• THE TASK: Using the data below, determine the number of lines that include the string "Europa". Write only that number.

• PROVIDED DATA:
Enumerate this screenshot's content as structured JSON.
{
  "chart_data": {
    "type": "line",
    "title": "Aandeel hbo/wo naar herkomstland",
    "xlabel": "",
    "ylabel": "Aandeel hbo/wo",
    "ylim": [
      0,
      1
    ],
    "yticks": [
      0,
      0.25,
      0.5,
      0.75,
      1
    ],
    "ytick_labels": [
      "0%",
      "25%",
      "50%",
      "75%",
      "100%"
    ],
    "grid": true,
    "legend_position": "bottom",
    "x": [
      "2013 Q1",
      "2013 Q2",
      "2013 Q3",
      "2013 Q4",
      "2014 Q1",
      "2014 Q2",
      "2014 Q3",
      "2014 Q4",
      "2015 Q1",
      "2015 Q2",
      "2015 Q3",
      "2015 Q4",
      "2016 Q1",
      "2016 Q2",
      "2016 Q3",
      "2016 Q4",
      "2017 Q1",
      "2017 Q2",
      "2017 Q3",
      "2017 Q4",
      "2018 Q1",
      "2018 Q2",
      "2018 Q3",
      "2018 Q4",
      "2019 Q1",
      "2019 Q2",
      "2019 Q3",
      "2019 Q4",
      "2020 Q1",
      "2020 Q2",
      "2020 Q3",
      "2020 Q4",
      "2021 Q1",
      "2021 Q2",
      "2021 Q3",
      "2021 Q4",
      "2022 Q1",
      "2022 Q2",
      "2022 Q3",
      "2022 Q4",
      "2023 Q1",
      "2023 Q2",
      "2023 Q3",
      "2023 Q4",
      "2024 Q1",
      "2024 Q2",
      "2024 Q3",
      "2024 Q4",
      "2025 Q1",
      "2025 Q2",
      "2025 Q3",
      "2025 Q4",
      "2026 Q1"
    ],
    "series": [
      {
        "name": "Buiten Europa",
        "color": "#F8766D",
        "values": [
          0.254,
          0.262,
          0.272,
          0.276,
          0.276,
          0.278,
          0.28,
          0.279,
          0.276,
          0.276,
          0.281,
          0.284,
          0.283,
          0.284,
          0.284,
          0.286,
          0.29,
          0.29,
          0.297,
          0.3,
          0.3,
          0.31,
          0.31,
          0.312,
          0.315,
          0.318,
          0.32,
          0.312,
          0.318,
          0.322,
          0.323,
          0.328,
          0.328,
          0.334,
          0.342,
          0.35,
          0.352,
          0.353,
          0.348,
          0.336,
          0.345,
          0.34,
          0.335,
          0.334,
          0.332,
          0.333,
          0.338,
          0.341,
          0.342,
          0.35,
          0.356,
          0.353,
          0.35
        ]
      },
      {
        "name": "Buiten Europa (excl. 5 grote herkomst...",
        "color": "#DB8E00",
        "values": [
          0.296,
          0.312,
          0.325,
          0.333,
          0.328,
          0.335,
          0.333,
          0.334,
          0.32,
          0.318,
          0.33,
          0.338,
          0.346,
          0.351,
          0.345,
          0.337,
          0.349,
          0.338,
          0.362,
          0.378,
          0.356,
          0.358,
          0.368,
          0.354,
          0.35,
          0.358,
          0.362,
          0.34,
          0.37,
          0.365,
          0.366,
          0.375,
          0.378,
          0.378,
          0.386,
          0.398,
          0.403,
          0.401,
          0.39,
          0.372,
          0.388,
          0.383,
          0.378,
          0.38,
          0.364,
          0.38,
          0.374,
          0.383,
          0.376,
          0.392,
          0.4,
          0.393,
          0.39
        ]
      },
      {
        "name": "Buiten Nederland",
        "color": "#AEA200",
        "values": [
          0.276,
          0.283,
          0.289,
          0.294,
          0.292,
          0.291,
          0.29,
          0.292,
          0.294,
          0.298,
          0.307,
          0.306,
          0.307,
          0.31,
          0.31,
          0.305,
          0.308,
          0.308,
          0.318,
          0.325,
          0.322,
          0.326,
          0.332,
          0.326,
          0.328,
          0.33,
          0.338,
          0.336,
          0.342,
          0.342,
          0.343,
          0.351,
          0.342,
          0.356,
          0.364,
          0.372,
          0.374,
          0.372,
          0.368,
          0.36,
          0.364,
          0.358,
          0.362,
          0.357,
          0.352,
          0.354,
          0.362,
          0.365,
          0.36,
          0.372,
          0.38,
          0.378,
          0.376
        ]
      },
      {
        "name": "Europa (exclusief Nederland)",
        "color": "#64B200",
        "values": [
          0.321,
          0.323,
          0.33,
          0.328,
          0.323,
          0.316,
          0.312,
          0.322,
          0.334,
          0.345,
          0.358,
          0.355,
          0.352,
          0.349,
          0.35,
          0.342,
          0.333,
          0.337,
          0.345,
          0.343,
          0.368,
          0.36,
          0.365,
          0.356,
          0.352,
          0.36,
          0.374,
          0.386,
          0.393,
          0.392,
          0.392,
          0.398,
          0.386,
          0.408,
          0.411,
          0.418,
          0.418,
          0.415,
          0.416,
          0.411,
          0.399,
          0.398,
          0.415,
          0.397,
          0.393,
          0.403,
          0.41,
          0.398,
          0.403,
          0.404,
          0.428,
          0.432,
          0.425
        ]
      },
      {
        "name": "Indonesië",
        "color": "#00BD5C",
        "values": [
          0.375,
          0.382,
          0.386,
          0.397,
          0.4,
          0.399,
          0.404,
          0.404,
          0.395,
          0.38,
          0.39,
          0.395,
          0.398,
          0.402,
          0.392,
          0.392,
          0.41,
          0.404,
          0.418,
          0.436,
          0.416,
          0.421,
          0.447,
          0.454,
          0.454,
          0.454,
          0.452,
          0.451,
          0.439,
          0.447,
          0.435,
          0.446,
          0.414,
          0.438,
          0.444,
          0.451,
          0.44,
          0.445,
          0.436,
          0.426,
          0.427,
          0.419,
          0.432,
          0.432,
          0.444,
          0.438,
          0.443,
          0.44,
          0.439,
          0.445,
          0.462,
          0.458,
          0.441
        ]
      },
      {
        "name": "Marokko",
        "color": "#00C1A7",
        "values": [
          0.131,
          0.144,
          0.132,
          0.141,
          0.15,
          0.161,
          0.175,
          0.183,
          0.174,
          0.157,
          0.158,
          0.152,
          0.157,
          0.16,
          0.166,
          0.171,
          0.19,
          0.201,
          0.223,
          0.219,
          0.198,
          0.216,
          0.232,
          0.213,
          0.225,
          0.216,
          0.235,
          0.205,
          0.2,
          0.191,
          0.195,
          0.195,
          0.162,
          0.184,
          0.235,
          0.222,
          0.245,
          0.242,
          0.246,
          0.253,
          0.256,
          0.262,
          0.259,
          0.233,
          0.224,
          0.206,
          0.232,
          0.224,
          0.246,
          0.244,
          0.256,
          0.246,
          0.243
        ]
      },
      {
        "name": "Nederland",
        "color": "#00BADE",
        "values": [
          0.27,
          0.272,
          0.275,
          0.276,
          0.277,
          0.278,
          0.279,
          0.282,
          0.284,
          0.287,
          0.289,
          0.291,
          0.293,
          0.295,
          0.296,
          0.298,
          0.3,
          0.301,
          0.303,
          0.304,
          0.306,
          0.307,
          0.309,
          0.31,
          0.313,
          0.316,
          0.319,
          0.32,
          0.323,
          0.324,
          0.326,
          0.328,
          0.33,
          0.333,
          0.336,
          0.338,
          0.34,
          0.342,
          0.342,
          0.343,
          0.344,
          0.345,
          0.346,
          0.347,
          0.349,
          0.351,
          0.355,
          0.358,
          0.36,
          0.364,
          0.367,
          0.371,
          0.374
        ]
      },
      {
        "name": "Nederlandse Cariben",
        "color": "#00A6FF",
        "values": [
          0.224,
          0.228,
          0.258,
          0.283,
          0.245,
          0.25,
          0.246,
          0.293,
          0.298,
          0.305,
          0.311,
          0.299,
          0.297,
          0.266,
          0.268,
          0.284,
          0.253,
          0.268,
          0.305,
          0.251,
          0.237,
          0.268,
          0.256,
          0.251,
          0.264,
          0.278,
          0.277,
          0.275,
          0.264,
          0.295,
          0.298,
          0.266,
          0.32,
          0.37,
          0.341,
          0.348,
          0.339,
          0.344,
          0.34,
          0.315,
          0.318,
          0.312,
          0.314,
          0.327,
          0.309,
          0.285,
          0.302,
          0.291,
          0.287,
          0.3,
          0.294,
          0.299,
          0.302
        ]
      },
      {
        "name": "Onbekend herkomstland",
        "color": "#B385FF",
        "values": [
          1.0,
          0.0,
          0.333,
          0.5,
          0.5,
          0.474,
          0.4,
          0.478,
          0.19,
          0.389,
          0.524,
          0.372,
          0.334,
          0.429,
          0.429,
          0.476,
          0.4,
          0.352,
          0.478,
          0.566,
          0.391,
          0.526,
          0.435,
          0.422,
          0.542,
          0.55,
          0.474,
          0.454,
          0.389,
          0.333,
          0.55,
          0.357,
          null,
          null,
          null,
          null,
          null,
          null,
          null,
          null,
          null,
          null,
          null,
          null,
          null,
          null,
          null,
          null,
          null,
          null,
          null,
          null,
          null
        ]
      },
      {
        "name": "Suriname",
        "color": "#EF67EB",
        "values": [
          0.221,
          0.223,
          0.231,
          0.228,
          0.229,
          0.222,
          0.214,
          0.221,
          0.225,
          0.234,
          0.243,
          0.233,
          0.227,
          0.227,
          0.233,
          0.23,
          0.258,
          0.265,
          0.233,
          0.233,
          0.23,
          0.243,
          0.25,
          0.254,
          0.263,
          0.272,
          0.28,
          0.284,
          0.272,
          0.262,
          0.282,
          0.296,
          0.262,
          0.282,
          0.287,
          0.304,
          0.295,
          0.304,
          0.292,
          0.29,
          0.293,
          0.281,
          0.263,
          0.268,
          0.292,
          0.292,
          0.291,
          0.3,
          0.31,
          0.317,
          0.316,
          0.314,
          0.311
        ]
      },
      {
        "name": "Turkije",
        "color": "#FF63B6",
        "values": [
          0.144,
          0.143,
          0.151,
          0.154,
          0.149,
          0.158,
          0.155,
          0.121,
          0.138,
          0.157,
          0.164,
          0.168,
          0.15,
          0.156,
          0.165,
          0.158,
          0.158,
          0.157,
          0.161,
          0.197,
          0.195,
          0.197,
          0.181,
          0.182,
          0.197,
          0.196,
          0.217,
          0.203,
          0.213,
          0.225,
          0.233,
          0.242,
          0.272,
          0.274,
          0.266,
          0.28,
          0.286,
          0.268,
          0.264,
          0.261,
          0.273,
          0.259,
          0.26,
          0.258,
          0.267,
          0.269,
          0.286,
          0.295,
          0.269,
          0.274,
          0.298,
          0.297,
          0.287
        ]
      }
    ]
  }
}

• COMPLETE RESPONSE: 3